* _Brief_: Wherever a line below holds the word "backpacking", copy that line.

* _Supplied material_:
§ §

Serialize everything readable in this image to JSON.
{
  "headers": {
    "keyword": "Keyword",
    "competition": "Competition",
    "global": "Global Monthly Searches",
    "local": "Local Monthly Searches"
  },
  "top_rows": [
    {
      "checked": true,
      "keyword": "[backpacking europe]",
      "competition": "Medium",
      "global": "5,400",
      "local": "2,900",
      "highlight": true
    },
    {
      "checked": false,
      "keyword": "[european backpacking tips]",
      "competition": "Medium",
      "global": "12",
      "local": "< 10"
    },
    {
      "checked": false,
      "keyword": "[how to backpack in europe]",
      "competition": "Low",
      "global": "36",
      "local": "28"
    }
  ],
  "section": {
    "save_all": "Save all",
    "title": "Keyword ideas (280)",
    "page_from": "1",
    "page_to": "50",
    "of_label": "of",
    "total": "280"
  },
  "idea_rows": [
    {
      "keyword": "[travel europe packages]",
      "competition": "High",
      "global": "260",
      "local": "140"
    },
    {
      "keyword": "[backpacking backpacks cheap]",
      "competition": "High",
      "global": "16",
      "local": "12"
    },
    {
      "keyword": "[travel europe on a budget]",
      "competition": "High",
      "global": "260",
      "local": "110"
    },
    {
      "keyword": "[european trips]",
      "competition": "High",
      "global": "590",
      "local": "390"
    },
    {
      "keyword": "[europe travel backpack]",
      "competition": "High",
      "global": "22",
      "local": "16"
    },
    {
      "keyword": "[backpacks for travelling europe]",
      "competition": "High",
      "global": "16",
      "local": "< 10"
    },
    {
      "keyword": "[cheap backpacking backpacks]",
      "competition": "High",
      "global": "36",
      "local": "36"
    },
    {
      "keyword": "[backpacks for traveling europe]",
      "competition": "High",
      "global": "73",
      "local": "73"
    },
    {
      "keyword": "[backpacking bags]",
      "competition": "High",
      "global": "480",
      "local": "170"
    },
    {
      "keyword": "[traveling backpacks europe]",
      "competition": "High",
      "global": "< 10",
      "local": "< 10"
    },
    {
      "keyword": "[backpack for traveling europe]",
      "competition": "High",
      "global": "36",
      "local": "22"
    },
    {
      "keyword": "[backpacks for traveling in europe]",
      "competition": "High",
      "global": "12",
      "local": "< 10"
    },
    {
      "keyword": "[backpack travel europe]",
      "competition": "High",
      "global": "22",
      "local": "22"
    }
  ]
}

§ §

* _Exercise answer_:
      "keyword": "[backpacking europe]",
      "keyword": "[european backpacking tips]",
      "keyword": "[backpacking backpacks cheap]",
      "keyword": "[cheap backpacking backpacks]",
      "keyword": "[backpacking bags]",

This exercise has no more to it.